Could you transcribe all the entries exactly, omitting the pictures?

Source material Start Marker

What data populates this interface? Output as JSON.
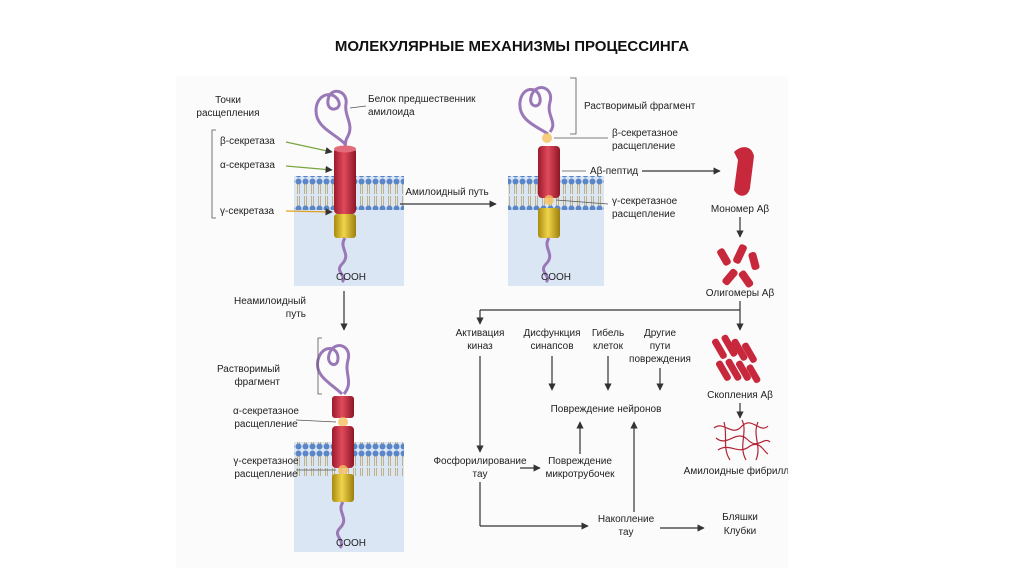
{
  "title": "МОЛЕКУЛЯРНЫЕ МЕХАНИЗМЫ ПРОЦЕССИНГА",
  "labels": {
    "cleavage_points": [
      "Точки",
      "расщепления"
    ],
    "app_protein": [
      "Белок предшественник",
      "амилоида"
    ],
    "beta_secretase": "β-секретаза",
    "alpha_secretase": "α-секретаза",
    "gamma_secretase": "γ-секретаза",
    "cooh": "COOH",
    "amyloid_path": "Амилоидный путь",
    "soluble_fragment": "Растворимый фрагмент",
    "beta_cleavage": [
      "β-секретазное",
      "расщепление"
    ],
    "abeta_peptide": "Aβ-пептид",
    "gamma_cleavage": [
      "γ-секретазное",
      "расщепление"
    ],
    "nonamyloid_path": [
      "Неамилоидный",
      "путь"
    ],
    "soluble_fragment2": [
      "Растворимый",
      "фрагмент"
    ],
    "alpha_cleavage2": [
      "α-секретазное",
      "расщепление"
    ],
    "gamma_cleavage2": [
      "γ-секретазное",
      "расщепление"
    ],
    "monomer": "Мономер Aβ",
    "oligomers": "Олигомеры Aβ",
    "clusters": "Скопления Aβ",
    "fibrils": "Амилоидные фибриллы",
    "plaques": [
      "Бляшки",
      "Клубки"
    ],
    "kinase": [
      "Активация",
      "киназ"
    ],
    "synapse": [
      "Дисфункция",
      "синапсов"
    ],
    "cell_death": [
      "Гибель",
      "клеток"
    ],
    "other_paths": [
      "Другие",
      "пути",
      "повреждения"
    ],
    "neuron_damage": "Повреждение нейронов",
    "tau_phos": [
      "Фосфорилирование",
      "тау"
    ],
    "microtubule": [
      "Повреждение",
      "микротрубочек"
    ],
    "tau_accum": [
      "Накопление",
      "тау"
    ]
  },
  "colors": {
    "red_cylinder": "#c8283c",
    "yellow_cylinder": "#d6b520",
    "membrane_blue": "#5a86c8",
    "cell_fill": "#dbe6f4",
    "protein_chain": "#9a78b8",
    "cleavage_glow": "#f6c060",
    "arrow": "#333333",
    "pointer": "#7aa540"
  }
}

Source material End Marker

_Task response:_
What data populates this interface? Output as JSON.
{
  "title": "МОЛЕКУЛЯРНЫЕ МЕХАНИЗМЫ ПРОЦЕССИНГА",
  "labels": {
    "cleavage_points": [
      "Точки",
      "расщепления"
    ],
    "app_protein": [
      "Белок предшественник",
      "амилоида"
    ],
    "beta_secretase": "β-секретаза",
    "alpha_secretase": "α-секретаза",
    "gamma_secretase": "γ-секретаза",
    "cooh": "COOH",
    "amyloid_path": "Амилоидный путь",
    "soluble_fragment": "Растворимый фрагмент",
    "beta_cleavage": [
      "β-секретазное",
      "расщепление"
    ],
    "abeta_peptide": "Aβ-пептид",
    "gamma_cleavage": [
      "γ-секретазное",
      "расщепление"
    ],
    "nonamyloid_path": [
      "Неамилоидный",
      "путь"
    ],
    "soluble_fragment2": [
      "Растворимый",
      "фрагмент"
    ],
    "alpha_cleavage2": [
      "α-секретазное",
      "расщепление"
    ],
    "gamma_cleavage2": [
      "γ-секретазное",
      "расщепление"
    ],
    "monomer": "Мономер Aβ",
    "oligomers": "Олигомеры Aβ",
    "clusters": "Скопления Aβ",
    "fibrils": "Амилоидные фибриллы",
    "plaques": [
      "Бляшки",
      "Клубки"
    ],
    "kinase": [
      "Активация",
      "киназ"
    ],
    "synapse": [
      "Дисфункция",
      "синапсов"
    ],
    "cell_death": [
      "Гибель",
      "клеток"
    ],
    "other_paths": [
      "Другие",
      "пути",
      "повреждения"
    ],
    "neuron_damage": "Повреждение нейронов",
    "tau_phos": [
      "Фосфорилирование",
      "тау"
    ],
    "microtubule": [
      "Повреждение",
      "микротрубочек"
    ],
    "tau_accum": [
      "Накопление",
      "тау"
    ]
  },
  "colors": {
    "red_cylinder": "#c8283c",
    "yellow_cylinder": "#d6b520",
    "membrane_blue": "#5a86c8",
    "cell_fill": "#dbe6f4",
    "protein_chain": "#9a78b8",
    "cleavage_glow": "#f6c060",
    "arrow": "#333333",
    "pointer": "#7aa540"
  }
}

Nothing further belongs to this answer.